TASK GOAL >> Copy the records from the line holding "y-tick-label: 5.5 <box>11 531 68 577</box>" through the line holding "y-tick-label: 4.0 <box>11 826 68 872</box>", inclusive, and swap every "x-tick-label" for "x-axis-tick" while leaving everything else untouched. Give only those lines.
:: DATA PROVIDED ::
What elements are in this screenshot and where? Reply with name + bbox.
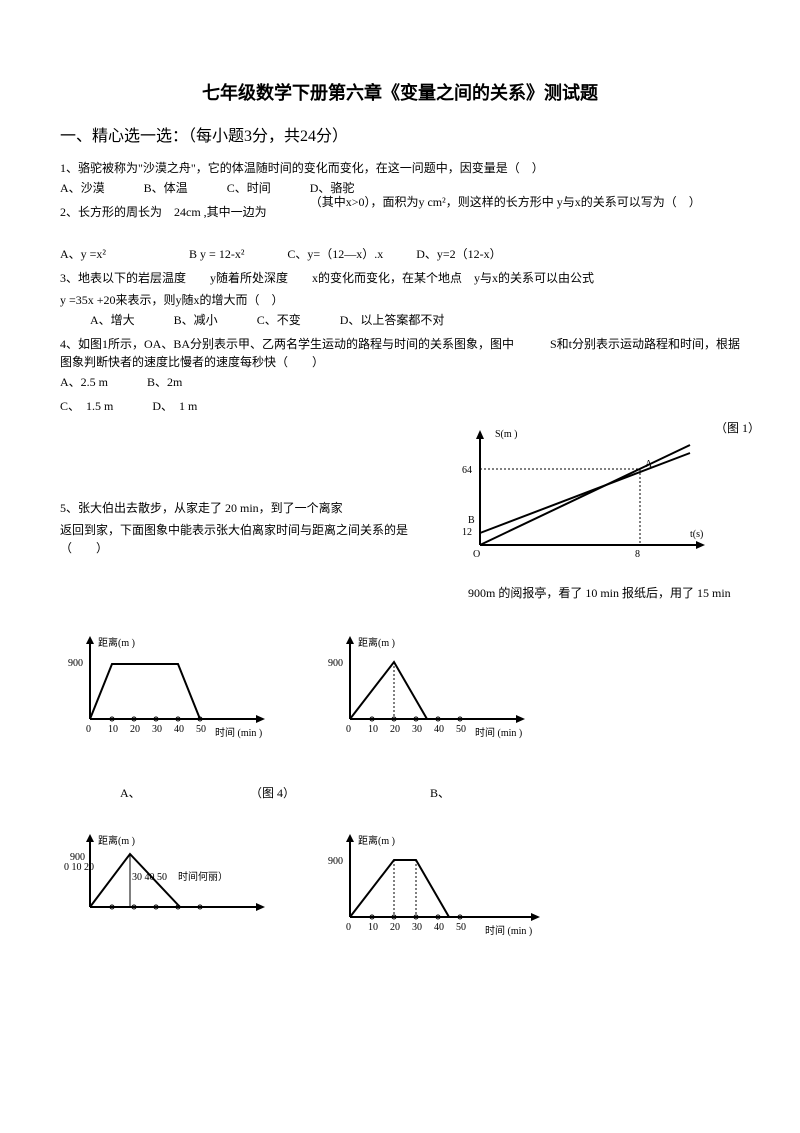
svg-text:30: 30 (412, 922, 422, 933)
q2-line1: 2、长方形的周长为 24cm ,其中一边为 （其中x>0），面积为y cm²，则… (60, 203, 740, 221)
q5-p3: 900m 的阅报亭，看了 10 min 报纸后，用了 15 min (468, 584, 740, 602)
svg-text:10: 10 (368, 724, 378, 735)
q4-opts: A、2.5 m B、2m (60, 373, 740, 391)
fig1-y64: 64 (462, 465, 472, 476)
fig1-y12: 12 (462, 527, 472, 538)
fig1-label: （图 1） (715, 419, 760, 437)
svg-text:50: 50 (196, 724, 206, 735)
q2-optD: D、y=2（12-x） (416, 245, 501, 263)
q4-optB: B、2m (147, 373, 182, 391)
fig1-A: A (645, 459, 653, 470)
svg-text:0 10 20: 0 10 20 (64, 862, 94, 873)
q4-optC: C、 1.5 m (60, 397, 113, 415)
q2-opts: A、y =x² B y = 12-x² C、y=（12—x）.x D、y=2（1… (60, 245, 740, 263)
fig1-o: O (473, 549, 480, 560)
svg-text:距离(m ): 距离(m ) (358, 834, 395, 847)
q4-opts2: C、 1.5 m D、 1 m (60, 397, 740, 415)
svg-text:40: 40 (174, 724, 184, 735)
q2-label: 2、长方形的周长为 (60, 205, 162, 219)
chart-label-A: A、 (120, 784, 220, 802)
svg-text:时间 (min ): 时间 (min ) (475, 726, 522, 739)
chart-option-2: 距离(m ) 900 0 10 20 30 40 50 时间 (min ) (320, 634, 530, 744)
q5-p1: 5、张大伯出去散步，从家走了 20 min，到了一个离家 (60, 499, 440, 517)
svg-text:距离(m ): 距离(m ) (358, 636, 395, 649)
fig1-ylabel: S(m ) (495, 429, 518, 440)
fig1-x8: 8 (635, 549, 640, 560)
svg-text:900: 900 (68, 658, 83, 669)
q4-text: 4、如图1所示，OA、BA分别表示甲、乙两名学生运动的路程与时间的关系图象，图中… (60, 335, 740, 371)
fig1-B: B (468, 515, 475, 526)
figure-1-chart: S(m ) t(s) 64 12 8 O A B (440, 425, 720, 575)
svg-text:50: 50 (456, 724, 466, 735)
svg-text:40: 40 (434, 922, 444, 933)
svg-text:距离(m ): 距离(m ) (98, 834, 135, 847)
svg-text:10: 10 (108, 724, 118, 735)
svg-text:0: 0 (346, 922, 351, 933)
svg-text:20: 20 (390, 922, 400, 933)
fig4-label: （图 4） (250, 784, 370, 802)
q3-optC: C、不变 (257, 311, 301, 329)
svg-text:10: 10 (368, 922, 378, 933)
chart-option-4: 距离(m ) 900 0 10 20 30 40 50 时间 (min ) (320, 832, 550, 942)
q2-val: 24cm ,其中一边为 (174, 205, 267, 219)
q1-optC: C、时间 (227, 179, 271, 197)
svg-text:900: 900 (328, 856, 343, 867)
q1-text: 1、骆驼被称为"沙漠之舟"，它的体温随时间的变化而变化，在这一问题中，因变量是（… (60, 159, 740, 177)
chart-option-3: 距离(m ) 900 0 10 20 30 40 50 时间何丽） (60, 832, 270, 942)
svg-text:时间何丽）: 时间何丽） (178, 870, 228, 883)
q3-optB: B、减小 (174, 311, 218, 329)
q3-optD: D、以上答案都不对 (340, 311, 445, 329)
q4-optD: D、 1 m (152, 397, 197, 415)
q2-optC: C、y=（12—x）.x (287, 245, 383, 263)
svg-text:40: 40 (434, 724, 444, 735)
svg-text:30: 30 (152, 724, 162, 735)
svg-text:时间 (min ): 时间 (min ) (215, 726, 262, 739)
svg-text:0: 0 (86, 724, 91, 735)
svg-text:时间 (min ): 时间 (min ) (485, 924, 532, 937)
chart-label-B: B、 (430, 784, 490, 802)
q1-optA: A、沙漠 (60, 179, 105, 197)
section1-heading: 一、精心选一选：（每小题3分，共24分） (60, 125, 740, 149)
q3-formula: y =35x +20来表示，则y随x的增大而（ ） (60, 291, 740, 309)
q2-optA: A、y =x² (60, 245, 106, 263)
svg-text:距离(m ): 距离(m ) (98, 636, 135, 649)
svg-text:20: 20 (130, 724, 140, 735)
fig1-xlabel: t(s) (690, 529, 703, 540)
q3-optA: A、增大 (90, 311, 135, 329)
chart-option-1: 距离(m ) 900 0 10 20 30 40 50 时间 (min ) (60, 634, 270, 744)
svg-text:50: 50 (456, 922, 466, 933)
q1-optB: B、体温 (144, 179, 188, 197)
page-title: 七年级数学下册第六章《变量之间的关系》测试题 (60, 80, 740, 107)
q3-opts: A、增大 B、减小 C、不变 D、以上答案都不对 (60, 311, 740, 329)
q4-optA: A、2.5 m (60, 373, 108, 391)
q5-p2: 返回到家，下面图象中能表示张大伯离家时间与距离之间关系的是（ ） (60, 521, 440, 557)
q2-optB: B y = 12-x² (189, 245, 244, 263)
svg-text:900: 900 (328, 658, 343, 669)
svg-text:0: 0 (346, 724, 351, 735)
q2-cond: （其中x>0），面积为y cm²，则这样的长方形中 y与x的关系可以写为（ ） (310, 193, 701, 211)
svg-text:20: 20 (390, 724, 400, 735)
q3-text: 3、地表以下的岩层温度 y随着所处深度 x的变化而变化，在某个地点 y与x的关系… (60, 269, 740, 287)
svg-text:30: 30 (412, 724, 422, 735)
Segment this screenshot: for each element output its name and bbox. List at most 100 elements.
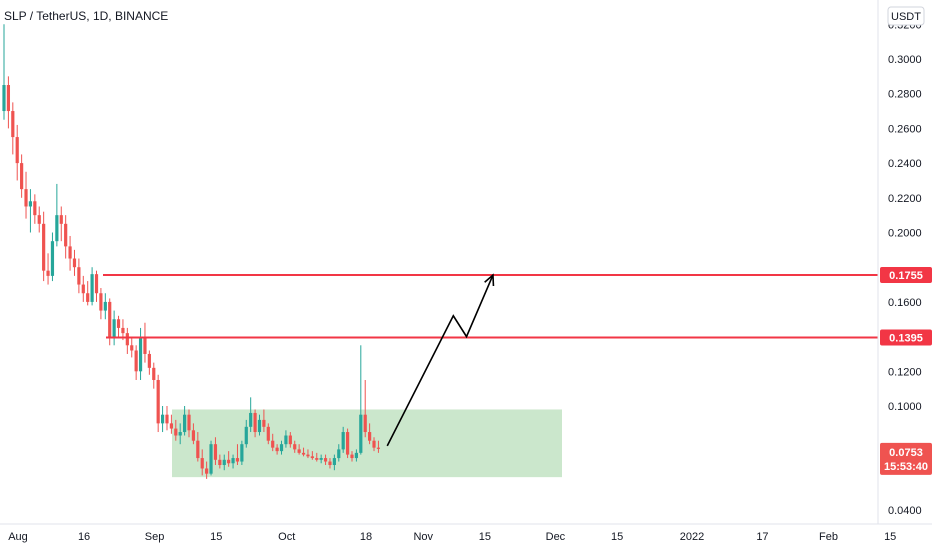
candle: [46, 253, 50, 285]
candle: [244, 419, 248, 448]
zone-layer: [172, 409, 562, 478]
candle-body: [200, 458, 204, 469]
candle: [205, 461, 209, 479]
x-tick-label: 16: [78, 531, 90, 543]
candle-body: [235, 458, 240, 462]
candle-body: [147, 353, 151, 368]
candle-body: [284, 435, 288, 445]
time-axis[interactable]: Aug 16 Sep 15 Oct 18 Nov 15 Dec 15 2022 17 Feb 15: [8, 531, 896, 543]
candle-body: [108, 301, 112, 337]
candle-body: [240, 444, 244, 462]
candle-body: [138, 336, 143, 372]
candle-body: [174, 428, 178, 436]
arrow-layer: [386, 273, 495, 447]
candle-body: [271, 440, 275, 448]
level-label-text: 0.1755: [889, 270, 923, 282]
candle: [257, 414, 262, 436]
candle-body: [249, 412, 253, 427]
candle: [288, 432, 292, 448]
candle: [55, 183, 59, 247]
candle-body: [293, 444, 297, 450]
candle-body: [222, 459, 226, 466]
candle-body: [24, 189, 28, 207]
x-tick-label: 15: [479, 531, 491, 543]
candle-body: [315, 458, 319, 460]
candle-body: [81, 284, 85, 294]
candle-body: [99, 293, 103, 311]
candle-body: [55, 215, 59, 242]
candle: [125, 327, 129, 354]
level-label-lower: 0.1395: [880, 329, 932, 346]
x-tick-label: Oct: [278, 531, 295, 543]
candle-body: [345, 432, 350, 455]
x-tick-label: 17: [756, 531, 768, 543]
candle: [143, 322, 147, 363]
candle-body: [183, 414, 187, 433]
candle-body: [337, 449, 341, 459]
candle-body: [134, 350, 138, 372]
countdown-text: 15:53:40: [884, 461, 928, 473]
candle: [24, 171, 28, 219]
candle: [345, 428, 350, 459]
candle: [147, 350, 151, 375]
candle: [130, 336, 134, 358]
candle-body: [257, 419, 262, 433]
y-tick-label: 0.2000: [888, 228, 922, 240]
candle-body: [152, 367, 156, 380]
candle: [227, 451, 231, 467]
projection-path: [386, 274, 494, 447]
x-tick-label: 18: [360, 531, 372, 543]
candle-body: [86, 293, 90, 302]
y-tick-label: 0.2400: [888, 158, 922, 170]
currency-button[interactable]: USDT: [887, 6, 925, 26]
candle-body: [209, 444, 213, 474]
candle-body: [59, 215, 63, 224]
candle: [222, 454, 226, 471]
candle: [2, 24, 6, 120]
candle: [64, 215, 68, 259]
candle: [301, 447, 306, 457]
candle-body: [11, 111, 15, 138]
candle-body: [231, 458, 235, 464]
candle: [37, 206, 41, 233]
candle-body: [94, 274, 99, 294]
candle-body: [160, 414, 165, 424]
candle: [200, 449, 204, 476]
candle: [293, 440, 297, 453]
candle-body: [165, 414, 169, 424]
candle: [90, 267, 94, 306]
x-tick-label: 15: [210, 531, 222, 543]
candle: [279, 440, 284, 455]
candle: [231, 454, 235, 469]
candle-body: [37, 215, 41, 224]
candle: [72, 249, 77, 276]
y-tick-label: 0.2200: [888, 193, 922, 205]
candle: [165, 406, 169, 431]
x-tick-label: Nov: [413, 531, 433, 543]
candle: [284, 430, 288, 448]
candle: [160, 406, 165, 433]
candle-body: [363, 414, 367, 433]
candle-body: [319, 458, 323, 460]
price-axis[interactable]: 0.32000.30000.28000.26000.24000.22000.20…: [888, 19, 922, 517]
x-tick-label: 15: [884, 531, 896, 543]
price-labels-layer: 0.1755 0.1395 0.0753 15:53:40: [880, 267, 932, 475]
candle: [59, 206, 63, 242]
candle: [275, 444, 279, 455]
candle: [99, 288, 103, 320]
candle: [86, 281, 90, 306]
level-label-upper-bg: [880, 267, 932, 284]
candles-layer: [2, 24, 381, 479]
candle-body: [262, 419, 266, 427]
candle: [15, 124, 19, 181]
candle-body: [359, 414, 363, 453]
candle: [50, 232, 55, 282]
level-label-lower-bg: [880, 329, 932, 346]
candle: [266, 423, 270, 445]
candle-body: [218, 459, 222, 466]
candle-body: [121, 327, 125, 334]
candle-body: [372, 440, 376, 448]
candle-body: [33, 201, 37, 216]
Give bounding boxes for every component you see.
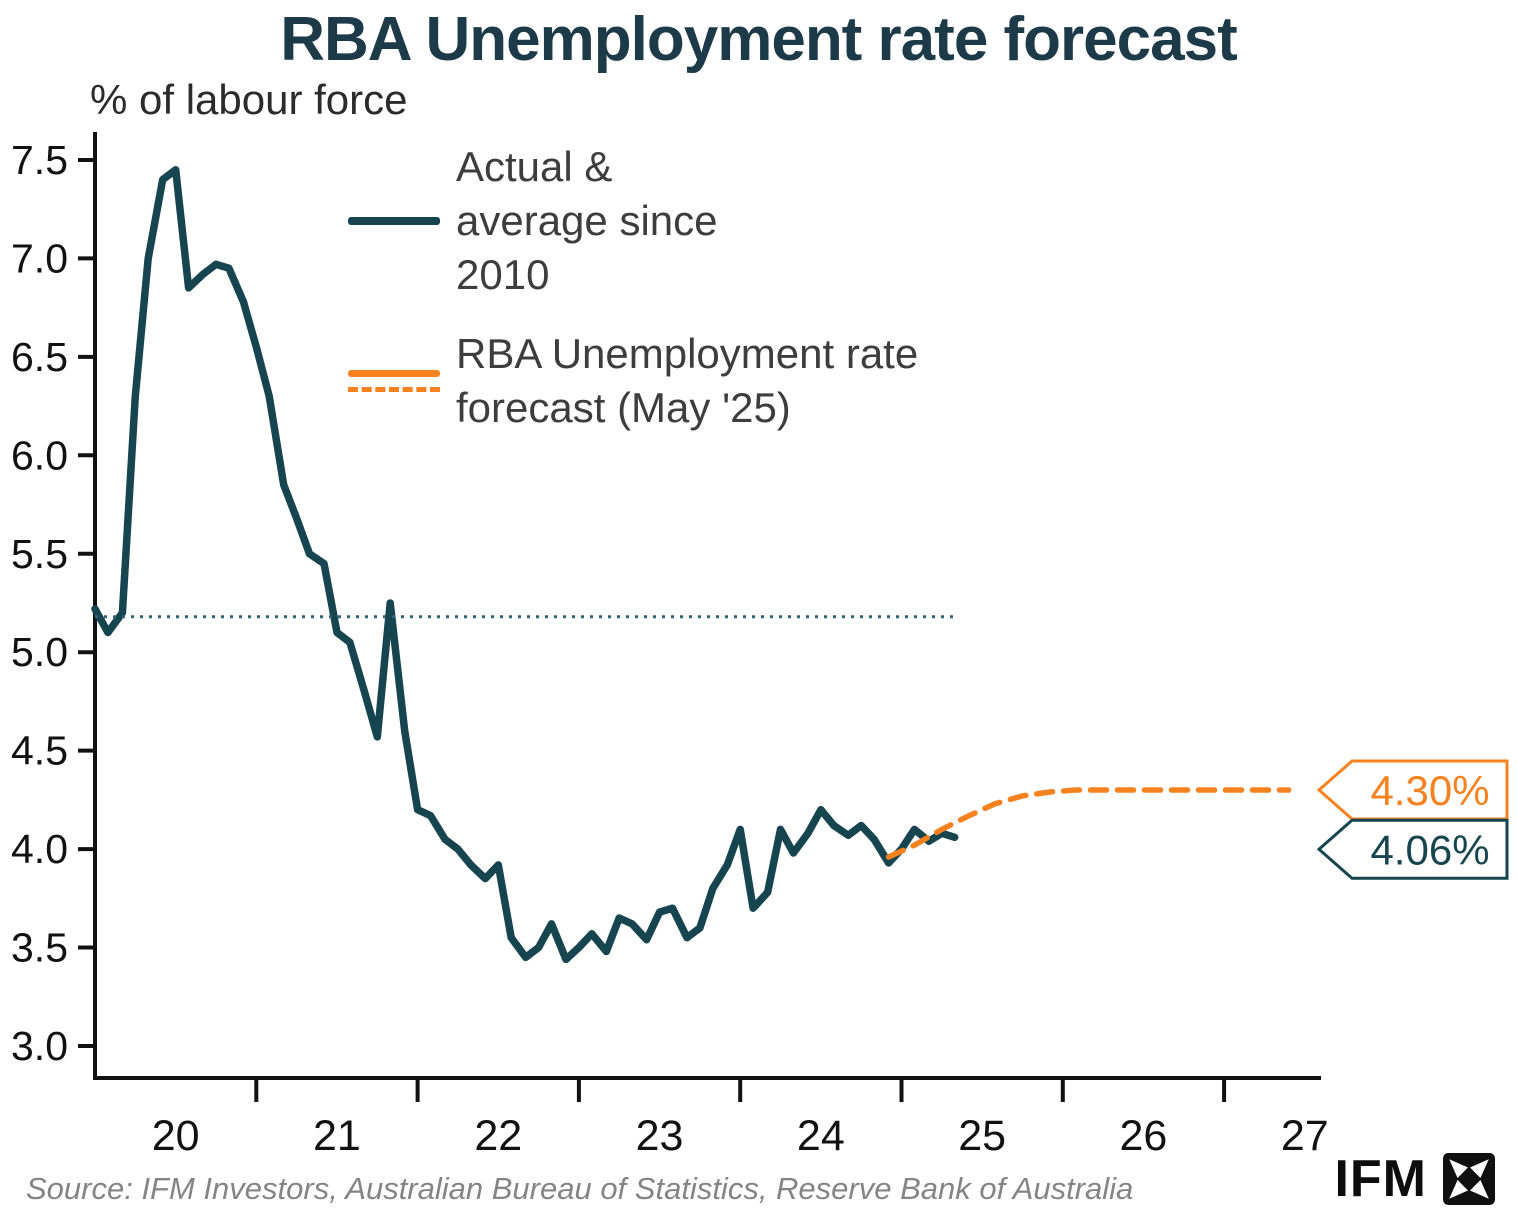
y-tick-label: 5.5 <box>11 531 68 577</box>
legend-item-actual: Actual & average since 2010 <box>348 140 918 301</box>
ifm-wordmark: IFM <box>1334 1150 1427 1208</box>
chart-legend: Actual & average since 2010 RBA Unemploy… <box>348 140 918 435</box>
ifm-logo-icon <box>1443 1153 1495 1205</box>
legend-item-forecast: RBA Unemployment rate forecast (May '25) <box>348 327 918 435</box>
x-tick-label: 25 <box>958 1112 1006 1160</box>
brand-block: IFM <box>1334 1149 1495 1209</box>
forecast-line-swatch <box>348 370 440 392</box>
solid-teal-line-swatch <box>348 216 440 225</box>
y-tick-label: 6.5 <box>11 334 68 380</box>
y-tick-label: 5.0 <box>11 629 68 675</box>
annotation-value-actual: 4.06% <box>1370 826 1489 873</box>
legend-actual-line1: Actual & <box>456 143 613 190</box>
dashed-orange-line-swatch <box>348 387 440 392</box>
source-text: Source: IFM Investors, Australian Bureau… <box>26 1171 1134 1206</box>
page-title: RBA Unemployment rate forecast <box>280 5 1238 74</box>
x-tick-label: 27 <box>1281 1112 1329 1160</box>
x-tick-label: 24 <box>797 1112 845 1160</box>
x-tick-label: 21 <box>313 1112 361 1160</box>
y-tick-label: 4.0 <box>11 826 68 872</box>
legend-actual-line3: 2010 <box>456 250 550 298</box>
y-tick-label: 4.5 <box>11 728 68 774</box>
y-tick-label: 6.0 <box>11 432 68 478</box>
legend-label-forecast: RBA Unemployment rate forecast (May '25) <box>456 327 918 435</box>
y-tick-label: 7.5 <box>11 137 68 183</box>
x-tick-label: 26 <box>1120 1112 1168 1160</box>
legend-forecast-line1: RBA Unemployment rate <box>456 330 919 378</box>
annotation-tag-rba-forecast <box>1316 759 1509 821</box>
x-tick-label: 20 <box>152 1112 200 1160</box>
annotation-value-rba-forecast: 4.30% <box>1370 767 1489 814</box>
y-tick-label: 3.0 <box>11 1023 68 1069</box>
legend-actual-line2: average since <box>456 196 718 244</box>
legend-label-actual: Actual & average since 2010 <box>456 140 718 301</box>
series-rba-forecast <box>885 787 1292 860</box>
y-tick-label: 3.5 <box>11 925 68 971</box>
y-tick-label: 7.0 <box>11 235 68 281</box>
actual-line-swatch <box>348 216 440 225</box>
y-axis-caption: % of labour force <box>90 76 408 123</box>
x-tick-label: 23 <box>636 1112 684 1160</box>
solid-orange-line-swatch <box>348 370 440 377</box>
series-actual <box>91 166 959 964</box>
annotation-tag-actual <box>1316 818 1509 880</box>
x-tick-label: 22 <box>474 1112 522 1160</box>
legend-forecast-line2: forecast (May '25) <box>456 384 791 431</box>
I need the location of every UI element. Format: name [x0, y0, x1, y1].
:::
REPLY >>
y-tick-label: 5.5 <box>11 531 68 577</box>
legend-item-actual: Actual & average since 2010 <box>348 140 918 301</box>
ifm-wordmark: IFM <box>1334 1150 1427 1208</box>
chart-legend: Actual & average since 2010 RBA Unemploy… <box>348 140 918 435</box>
ifm-logo-icon <box>1443 1153 1495 1205</box>
legend-item-forecast: RBA Unemployment rate forecast (May '25) <box>348 327 918 435</box>
x-axis-tick: 25 <box>958 1112 1006 1160</box>
brand-block: IFM <box>1334 1149 1495 1209</box>
forecast-line-swatch <box>348 370 440 392</box>
solid-teal-line-swatch <box>348 216 440 225</box>
y-tick-label: 6.5 <box>11 334 68 380</box>
y-tick-label: 5.0 <box>11 629 68 675</box>
annotation-value-actual: 4.06% <box>1370 826 1489 873</box>
legend-actual-line1: Actual & <box>456 143 613 190</box>
dashed-orange-line-swatch <box>348 387 440 392</box>
source-text: Source: IFM Investors, Australian Bureau… <box>26 1171 1134 1206</box>
page-title: RBA Unemployment rate forecast <box>280 5 1238 74</box>
x-axis-tick: 27 <box>1281 1112 1329 1160</box>
x-axis-tick: 24 <box>797 1112 845 1160</box>
x-axis-tick: 21 <box>313 1112 361 1160</box>
y-tick-label: 4.0 <box>11 826 68 872</box>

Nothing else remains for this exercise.